===== ENTRIES SUPPLIED =====
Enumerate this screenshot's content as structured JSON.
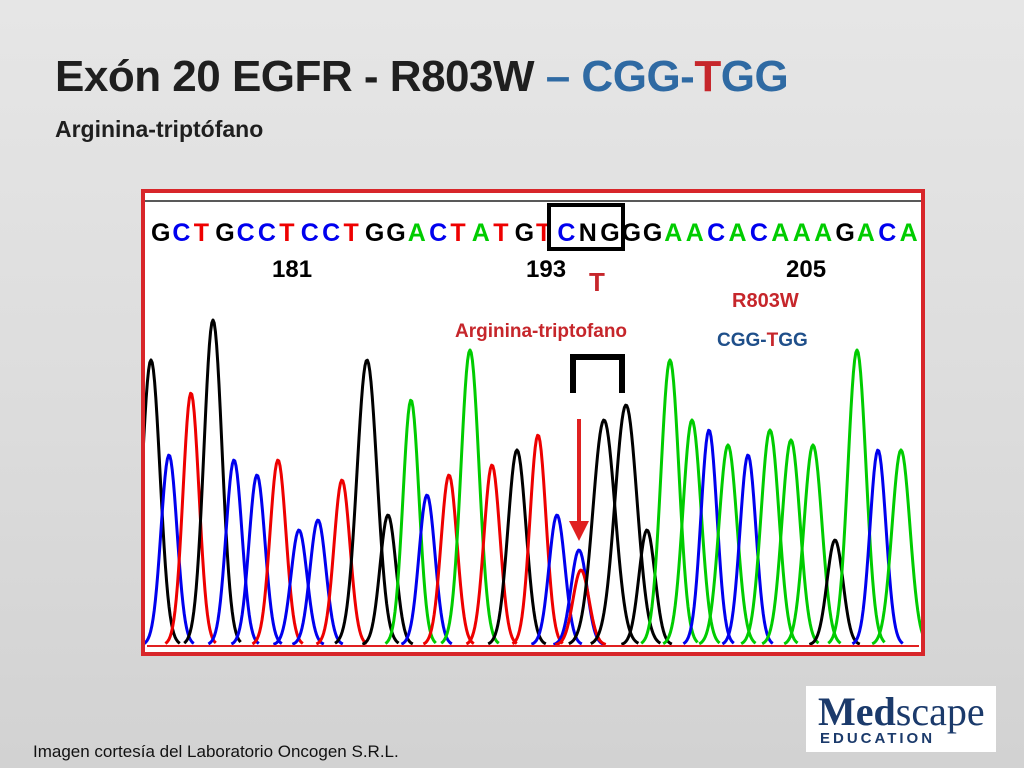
{
  "slide": {
    "title_main": "Exón 20 EGFR -  R803W ",
    "title_dash": "– C",
    "title_gg1": "GG-",
    "title_t": "T",
    "title_gg2": "GG",
    "subtitle": "Arginina-triptófano",
    "credit": "Imagen cortesía del Laboratorio Oncogen S.R.L."
  },
  "chromatogram": {
    "sequence": "GCTGCCTCCTGGACTATGTCNGGGAACACAAAGACA",
    "position_labels": [
      "181",
      "193",
      "205"
    ],
    "highlighted_bases": "CNG",
    "annotation_base": "T",
    "annotation_text": "Arginina-triptofano",
    "mutation": "R803W",
    "codon_c": "C",
    "codon_gg1": "GG-",
    "codon_t": "T",
    "codon_gg2": "GG",
    "colors": {
      "A": "#00cc00",
      "C": "#0000ee",
      "G": "#000000",
      "T": "#ee0000",
      "frame": "#d8262a",
      "label_red": "#c6262b",
      "codon_blue": "#1f4f8a"
    }
  },
  "logo": {
    "brand_bold": "Med",
    "brand_rest": "scape",
    "sub": "EDUCATION"
  }
}
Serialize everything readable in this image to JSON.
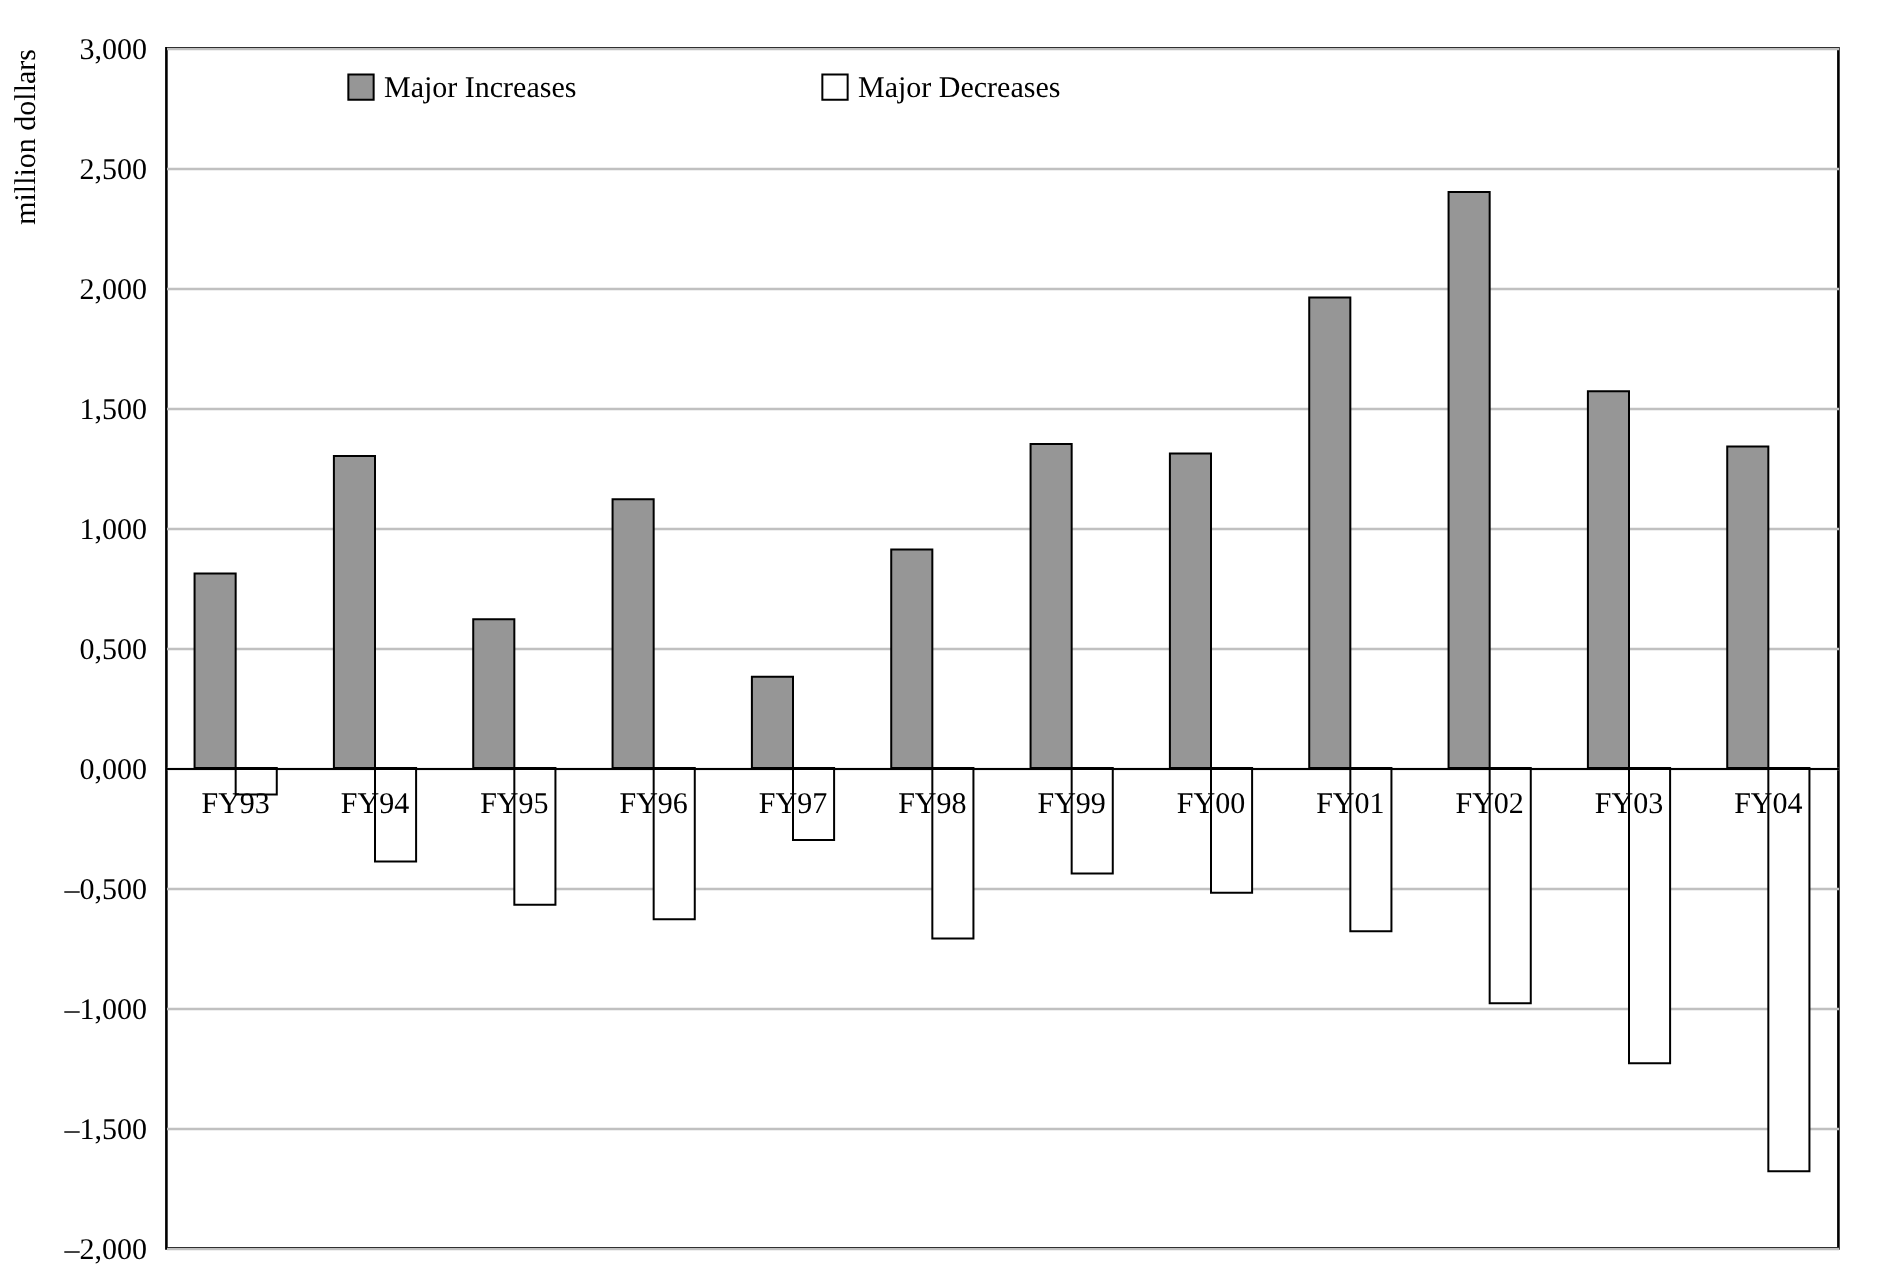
{
  "chart_data": {
    "type": "bar",
    "ylabel": "million dollars",
    "categories": [
      "FY93",
      "FY94",
      "FY95",
      "FY96",
      "FY97",
      "FY98",
      "FY99",
      "FY00",
      "FY01",
      "FY02",
      "FY03",
      "FY04"
    ],
    "series": [
      {
        "name": "Major Increases",
        "color": "#969696",
        "values": [
          0.81,
          1.3,
          0.62,
          1.12,
          0.38,
          0.91,
          1.35,
          1.31,
          1.96,
          2.4,
          1.57,
          1.34
        ]
      },
      {
        "name": "Major Decreases",
        "color": "#ffffff",
        "values": [
          -0.11,
          -0.39,
          -0.57,
          -0.63,
          -0.3,
          -0.71,
          -0.44,
          -0.52,
          -0.68,
          -0.98,
          -1.23,
          -1.68
        ]
      }
    ],
    "ylim": [
      -2,
      3
    ],
    "yticks": [
      {
        "value": -2,
        "label": "–2,000"
      },
      {
        "value": -1.5,
        "label": "–1,500"
      },
      {
        "value": -1,
        "label": "–1,000"
      },
      {
        "value": -0.5,
        "label": "–0,500"
      },
      {
        "value": 0,
        "label": "0,000"
      },
      {
        "value": 0.5,
        "label": "0,500"
      },
      {
        "value": 1,
        "label": "1,000"
      },
      {
        "value": 1.5,
        "label": "1,500"
      },
      {
        "value": 2,
        "label": "2,000"
      },
      {
        "value": 2.5,
        "label": "2,500"
      },
      {
        "value": 3,
        "label": "3,000"
      }
    ],
    "grid": "y",
    "legend": "top left"
  }
}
=====
» REQUIREMENT
Leave out the pictures and return every record word for word.

» CORRECT OUTPUT
Enumerate this screenshot's content as structured JSON.
{
  "slide": {
    "title_main": "Exón 20 EGFR -  R803W ",
    "title_dash": "– C",
    "title_gg1": "GG-",
    "title_t": "T",
    "title_gg2": "GG",
    "subtitle": "Arginina-triptófano",
    "credit": "Imagen cortesía del Laboratorio Oncogen S.R.L."
  },
  "chromatogram": {
    "sequence": "GCTGCCTCCTGGACTATGTCNGGGAACACAAAGACA",
    "position_labels": [
      "181",
      "193",
      "205"
    ],
    "highlighted_bases": "CNG",
    "annotation_base": "T",
    "annotation_text": "Arginina-triptofano",
    "mutation": "R803W",
    "codon_c": "C",
    "codon_gg1": "GG-",
    "codon_t": "T",
    "codon_gg2": "GG",
    "colors": {
      "A": "#00cc00",
      "C": "#0000ee",
      "G": "#000000",
      "T": "#ee0000",
      "frame": "#d8262a",
      "label_red": "#c6262b",
      "codon_blue": "#1f4f8a"
    }
  },
  "logo": {
    "brand_bold": "Med",
    "brand_rest": "scape",
    "sub": "EDUCATION"
  }
}
Serialize everything readable in this image to JSON.
{
  "chart_data": {
    "type": "bar",
    "ylabel": "million dollars",
    "categories": [
      "FY93",
      "FY94",
      "FY95",
      "FY96",
      "FY97",
      "FY98",
      "FY99",
      "FY00",
      "FY01",
      "FY02",
      "FY03",
      "FY04"
    ],
    "series": [
      {
        "name": "Major Increases",
        "color": "#969696",
        "values": [
          0.81,
          1.3,
          0.62,
          1.12,
          0.38,
          0.91,
          1.35,
          1.31,
          1.96,
          2.4,
          1.57,
          1.34
        ]
      },
      {
        "name": "Major Decreases",
        "color": "#ffffff",
        "values": [
          -0.11,
          -0.39,
          -0.57,
          -0.63,
          -0.3,
          -0.71,
          -0.44,
          -0.52,
          -0.68,
          -0.98,
          -1.23,
          -1.68
        ]
      }
    ],
    "ylim": [
      -2,
      3
    ],
    "yticks": [
      {
        "value": -2,
        "label": "–2,000"
      },
      {
        "value": -1.5,
        "label": "–1,500"
      },
      {
        "value": -1,
        "label": "–1,000"
      },
      {
        "value": -0.5,
        "label": "–0,500"
      },
      {
        "value": 0,
        "label": "0,000"
      },
      {
        "value": 0.5,
        "label": "0,500"
      },
      {
        "value": 1,
        "label": "1,000"
      },
      {
        "value": 1.5,
        "label": "1,500"
      },
      {
        "value": 2,
        "label": "2,000"
      },
      {
        "value": 2.5,
        "label": "2,500"
      },
      {
        "value": 3,
        "label": "3,000"
      }
    ],
    "grid": "y",
    "legend": "top left"
  }
}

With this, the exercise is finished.